## The problem
Print every entry word for word, but omit the pictures.

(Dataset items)
------------------------------

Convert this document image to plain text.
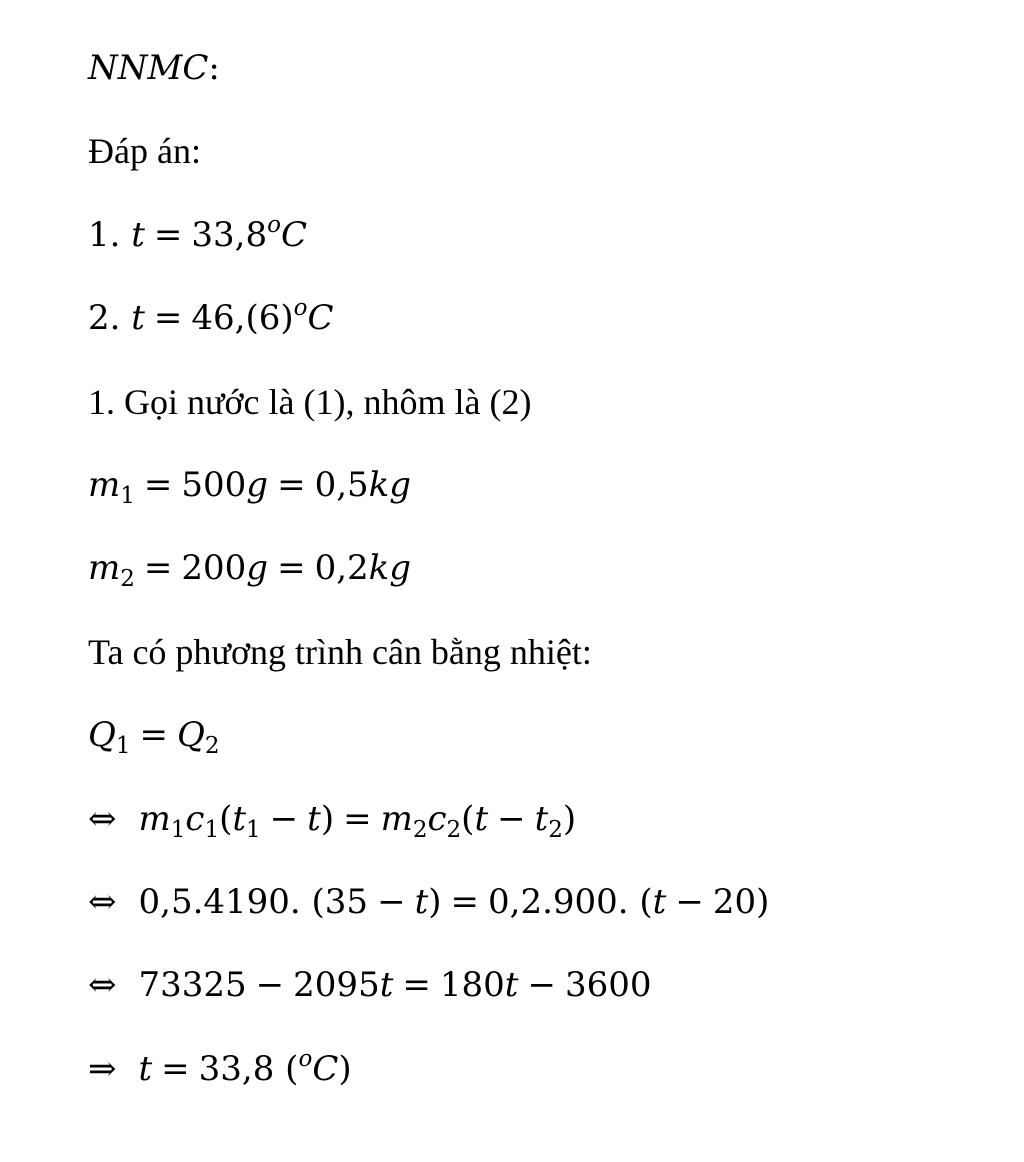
NNMC:
Đáp án:
1. $t = 33,8^oC$
2. $t = 46,(6)^oC$
1. Gọi nước là (1), nhôm là (2)
$m_1 = 500g = 0,5kg$
$m_2 = 200g = 0,2kg$
Ta có phương trình cân bằng nhiệt:
$Q_1 = Q_2$
⇔ $m_1c_1(t_1 - t) = m_2c_2(t - t_2)$
⇔ 0,5.4190. (35 − t) = 0,2.900. (t − 20)
⇔ 73325 − 2095t = 180t − 3600
⇒ t = 33,8 ($^o$C)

------------------------------

## Solution to this exercise
Convert this document image to plain text.
NNMC:
Đáp án:
1. $t = 33,8^oC$
2. $t = 46,(6)^oC$
1. Gọi nước là (1), nhôm là (2)
$m_1 = 500g = 0,5kg$
$m_2 = 200g = 0,2kg$
Ta có phương trình cân bằng nhiệt:
$Q_1 = Q_2$
⇔ $m_1c_1(t_1 - t) = m_2c_2(t - t_2)$
⇔ 0,5.4190. (35 − t) = 0,2.900. (t − 20)
⇔ 73325 − 2095t = 180t − 3600
⇒ t = 33,8 ($^o$C)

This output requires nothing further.